▶ **Work to complete**:
Count every line where "price" occurs. Give the total alone.

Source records

** Start **

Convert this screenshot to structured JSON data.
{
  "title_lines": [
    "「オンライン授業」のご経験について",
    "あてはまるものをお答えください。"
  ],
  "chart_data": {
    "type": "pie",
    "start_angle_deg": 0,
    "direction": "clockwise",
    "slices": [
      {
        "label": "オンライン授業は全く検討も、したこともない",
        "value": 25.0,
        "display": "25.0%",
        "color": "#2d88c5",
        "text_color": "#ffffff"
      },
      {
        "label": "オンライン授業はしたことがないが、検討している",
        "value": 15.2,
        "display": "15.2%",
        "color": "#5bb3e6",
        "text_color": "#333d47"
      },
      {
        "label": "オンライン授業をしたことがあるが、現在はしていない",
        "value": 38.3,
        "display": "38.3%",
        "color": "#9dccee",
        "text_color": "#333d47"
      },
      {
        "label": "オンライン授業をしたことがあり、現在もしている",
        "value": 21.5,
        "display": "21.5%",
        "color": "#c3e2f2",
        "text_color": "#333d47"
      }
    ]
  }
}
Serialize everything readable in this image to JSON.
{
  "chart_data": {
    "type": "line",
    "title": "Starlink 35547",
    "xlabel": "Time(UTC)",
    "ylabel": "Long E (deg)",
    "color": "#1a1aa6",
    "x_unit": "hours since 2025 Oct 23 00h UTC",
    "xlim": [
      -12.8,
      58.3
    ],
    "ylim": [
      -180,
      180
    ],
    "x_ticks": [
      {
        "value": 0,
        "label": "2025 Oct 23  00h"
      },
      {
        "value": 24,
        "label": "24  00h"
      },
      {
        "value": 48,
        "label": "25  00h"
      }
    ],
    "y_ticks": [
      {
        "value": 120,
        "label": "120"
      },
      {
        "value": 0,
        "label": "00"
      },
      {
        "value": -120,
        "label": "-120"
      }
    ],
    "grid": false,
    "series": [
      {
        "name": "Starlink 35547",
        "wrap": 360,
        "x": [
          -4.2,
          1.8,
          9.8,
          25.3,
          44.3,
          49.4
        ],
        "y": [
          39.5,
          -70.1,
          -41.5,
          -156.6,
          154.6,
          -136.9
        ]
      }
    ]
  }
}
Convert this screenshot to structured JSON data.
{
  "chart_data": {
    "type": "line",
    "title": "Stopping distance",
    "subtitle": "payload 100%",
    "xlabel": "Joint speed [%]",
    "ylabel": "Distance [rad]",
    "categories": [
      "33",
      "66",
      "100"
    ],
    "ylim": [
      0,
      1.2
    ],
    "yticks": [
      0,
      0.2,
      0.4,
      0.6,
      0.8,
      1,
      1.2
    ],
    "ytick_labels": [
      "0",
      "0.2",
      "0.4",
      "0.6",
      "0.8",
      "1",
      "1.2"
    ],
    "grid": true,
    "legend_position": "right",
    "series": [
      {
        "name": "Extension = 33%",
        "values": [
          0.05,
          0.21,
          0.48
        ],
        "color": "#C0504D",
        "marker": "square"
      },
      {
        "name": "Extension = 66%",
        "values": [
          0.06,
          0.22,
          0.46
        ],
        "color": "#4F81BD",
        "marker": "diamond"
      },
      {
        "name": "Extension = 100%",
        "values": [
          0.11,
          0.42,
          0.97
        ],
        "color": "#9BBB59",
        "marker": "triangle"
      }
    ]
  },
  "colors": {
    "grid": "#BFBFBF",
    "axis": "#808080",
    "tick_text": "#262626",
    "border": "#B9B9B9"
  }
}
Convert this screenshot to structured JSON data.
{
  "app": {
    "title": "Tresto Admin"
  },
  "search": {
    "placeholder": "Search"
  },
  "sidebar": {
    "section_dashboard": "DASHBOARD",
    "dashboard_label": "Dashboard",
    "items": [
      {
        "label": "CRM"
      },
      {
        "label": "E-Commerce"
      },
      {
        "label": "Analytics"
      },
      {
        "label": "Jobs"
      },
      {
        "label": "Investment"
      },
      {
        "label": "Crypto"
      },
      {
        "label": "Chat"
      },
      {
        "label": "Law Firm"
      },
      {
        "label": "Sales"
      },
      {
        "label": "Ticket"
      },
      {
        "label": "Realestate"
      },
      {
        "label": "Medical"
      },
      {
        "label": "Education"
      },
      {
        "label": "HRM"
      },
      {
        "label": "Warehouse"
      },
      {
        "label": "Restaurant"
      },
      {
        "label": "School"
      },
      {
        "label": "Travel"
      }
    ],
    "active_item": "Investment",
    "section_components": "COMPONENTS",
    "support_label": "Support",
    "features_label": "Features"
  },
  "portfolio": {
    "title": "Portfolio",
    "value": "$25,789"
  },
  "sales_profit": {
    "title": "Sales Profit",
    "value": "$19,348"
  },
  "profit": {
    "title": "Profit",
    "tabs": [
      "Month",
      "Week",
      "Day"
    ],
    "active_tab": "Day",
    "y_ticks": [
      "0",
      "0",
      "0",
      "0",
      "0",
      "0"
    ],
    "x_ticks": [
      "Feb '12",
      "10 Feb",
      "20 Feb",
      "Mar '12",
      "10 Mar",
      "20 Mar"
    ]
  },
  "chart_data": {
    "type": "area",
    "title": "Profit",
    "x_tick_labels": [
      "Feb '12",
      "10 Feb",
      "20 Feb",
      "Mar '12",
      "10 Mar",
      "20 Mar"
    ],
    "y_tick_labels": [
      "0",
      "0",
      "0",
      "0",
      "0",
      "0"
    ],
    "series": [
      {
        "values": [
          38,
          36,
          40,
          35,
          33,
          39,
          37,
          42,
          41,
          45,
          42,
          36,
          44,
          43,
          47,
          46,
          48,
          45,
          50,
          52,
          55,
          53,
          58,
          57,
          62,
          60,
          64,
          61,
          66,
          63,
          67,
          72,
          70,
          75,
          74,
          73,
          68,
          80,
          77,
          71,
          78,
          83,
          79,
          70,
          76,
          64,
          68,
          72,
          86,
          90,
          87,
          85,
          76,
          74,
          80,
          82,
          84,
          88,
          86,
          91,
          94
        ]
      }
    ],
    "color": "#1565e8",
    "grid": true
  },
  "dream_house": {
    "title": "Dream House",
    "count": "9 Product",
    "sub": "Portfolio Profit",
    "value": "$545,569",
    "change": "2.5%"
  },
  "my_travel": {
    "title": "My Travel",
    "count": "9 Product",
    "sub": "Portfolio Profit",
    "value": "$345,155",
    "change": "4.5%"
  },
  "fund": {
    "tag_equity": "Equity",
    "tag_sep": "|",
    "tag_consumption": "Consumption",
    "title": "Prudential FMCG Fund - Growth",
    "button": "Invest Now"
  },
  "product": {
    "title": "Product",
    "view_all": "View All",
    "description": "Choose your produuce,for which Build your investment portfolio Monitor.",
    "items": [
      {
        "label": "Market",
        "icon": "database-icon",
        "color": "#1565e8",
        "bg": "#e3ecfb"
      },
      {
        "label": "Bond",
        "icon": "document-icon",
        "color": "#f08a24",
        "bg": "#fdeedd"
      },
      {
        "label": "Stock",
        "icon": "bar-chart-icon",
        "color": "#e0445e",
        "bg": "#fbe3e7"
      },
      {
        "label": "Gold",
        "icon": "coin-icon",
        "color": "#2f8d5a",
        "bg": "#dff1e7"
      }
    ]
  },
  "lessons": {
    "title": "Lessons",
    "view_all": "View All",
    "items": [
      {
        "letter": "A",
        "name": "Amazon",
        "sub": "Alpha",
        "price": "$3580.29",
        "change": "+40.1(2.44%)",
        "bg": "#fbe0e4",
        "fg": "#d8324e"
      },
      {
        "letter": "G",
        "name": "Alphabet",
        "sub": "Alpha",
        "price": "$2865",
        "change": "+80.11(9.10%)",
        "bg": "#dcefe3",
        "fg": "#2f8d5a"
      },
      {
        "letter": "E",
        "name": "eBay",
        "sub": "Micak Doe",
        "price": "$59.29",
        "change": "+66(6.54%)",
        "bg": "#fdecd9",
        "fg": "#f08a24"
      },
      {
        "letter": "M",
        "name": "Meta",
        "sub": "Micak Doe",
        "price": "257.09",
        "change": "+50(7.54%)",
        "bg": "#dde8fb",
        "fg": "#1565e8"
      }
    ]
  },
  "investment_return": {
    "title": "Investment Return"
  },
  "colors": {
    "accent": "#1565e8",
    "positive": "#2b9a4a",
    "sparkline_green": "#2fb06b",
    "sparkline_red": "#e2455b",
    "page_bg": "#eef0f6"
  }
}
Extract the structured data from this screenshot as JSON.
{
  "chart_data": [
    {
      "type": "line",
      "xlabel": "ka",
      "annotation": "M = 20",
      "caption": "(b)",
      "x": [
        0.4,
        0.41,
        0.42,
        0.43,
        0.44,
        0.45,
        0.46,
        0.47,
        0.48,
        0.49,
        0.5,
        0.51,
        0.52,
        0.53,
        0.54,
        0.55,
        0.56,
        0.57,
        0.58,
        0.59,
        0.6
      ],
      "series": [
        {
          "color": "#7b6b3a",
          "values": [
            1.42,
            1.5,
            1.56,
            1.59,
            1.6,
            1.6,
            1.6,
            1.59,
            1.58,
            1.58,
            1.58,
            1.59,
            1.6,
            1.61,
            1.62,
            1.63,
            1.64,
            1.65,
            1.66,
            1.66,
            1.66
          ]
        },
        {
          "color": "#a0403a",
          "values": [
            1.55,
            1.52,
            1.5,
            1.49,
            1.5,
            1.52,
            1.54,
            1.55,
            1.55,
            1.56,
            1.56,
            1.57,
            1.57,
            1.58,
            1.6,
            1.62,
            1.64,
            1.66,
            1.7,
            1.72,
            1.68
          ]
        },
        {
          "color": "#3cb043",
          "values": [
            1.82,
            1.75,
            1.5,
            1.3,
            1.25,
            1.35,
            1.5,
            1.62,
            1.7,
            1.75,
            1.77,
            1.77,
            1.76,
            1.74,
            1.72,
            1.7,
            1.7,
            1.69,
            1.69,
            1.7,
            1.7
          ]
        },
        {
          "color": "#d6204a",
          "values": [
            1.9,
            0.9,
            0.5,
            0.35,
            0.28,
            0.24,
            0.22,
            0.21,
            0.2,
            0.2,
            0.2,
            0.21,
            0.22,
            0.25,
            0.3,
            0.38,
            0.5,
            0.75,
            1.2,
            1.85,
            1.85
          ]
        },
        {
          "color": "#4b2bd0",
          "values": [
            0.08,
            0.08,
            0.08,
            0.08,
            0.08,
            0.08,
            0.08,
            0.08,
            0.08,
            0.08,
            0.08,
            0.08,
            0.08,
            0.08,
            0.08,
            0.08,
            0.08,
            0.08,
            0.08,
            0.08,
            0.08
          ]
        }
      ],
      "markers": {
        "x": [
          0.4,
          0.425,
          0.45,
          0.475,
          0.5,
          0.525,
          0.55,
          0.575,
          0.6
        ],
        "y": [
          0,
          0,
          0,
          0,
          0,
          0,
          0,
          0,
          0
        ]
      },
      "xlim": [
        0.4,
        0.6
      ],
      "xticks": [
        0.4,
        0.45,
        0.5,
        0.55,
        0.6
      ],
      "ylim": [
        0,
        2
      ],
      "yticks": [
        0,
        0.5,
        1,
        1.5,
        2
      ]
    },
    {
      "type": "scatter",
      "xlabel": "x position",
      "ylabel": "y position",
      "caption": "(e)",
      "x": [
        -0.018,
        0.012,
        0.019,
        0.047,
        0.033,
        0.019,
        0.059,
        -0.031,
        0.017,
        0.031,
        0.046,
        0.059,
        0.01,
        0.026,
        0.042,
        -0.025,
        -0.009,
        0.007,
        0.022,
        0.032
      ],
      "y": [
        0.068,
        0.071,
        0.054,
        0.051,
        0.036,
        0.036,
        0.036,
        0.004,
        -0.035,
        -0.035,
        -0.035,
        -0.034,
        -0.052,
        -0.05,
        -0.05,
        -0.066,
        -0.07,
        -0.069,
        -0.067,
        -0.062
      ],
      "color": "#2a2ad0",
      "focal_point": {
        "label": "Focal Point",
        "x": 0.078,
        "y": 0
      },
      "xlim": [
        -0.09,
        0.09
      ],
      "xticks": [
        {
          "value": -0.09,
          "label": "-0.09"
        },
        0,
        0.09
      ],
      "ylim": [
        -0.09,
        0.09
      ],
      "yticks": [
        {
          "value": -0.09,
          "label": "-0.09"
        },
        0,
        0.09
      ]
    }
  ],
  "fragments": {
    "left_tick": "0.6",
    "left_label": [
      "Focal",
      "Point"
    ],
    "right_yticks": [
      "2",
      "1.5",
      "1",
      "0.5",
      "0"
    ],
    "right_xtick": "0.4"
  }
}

** End **

▶ **Final result**:
4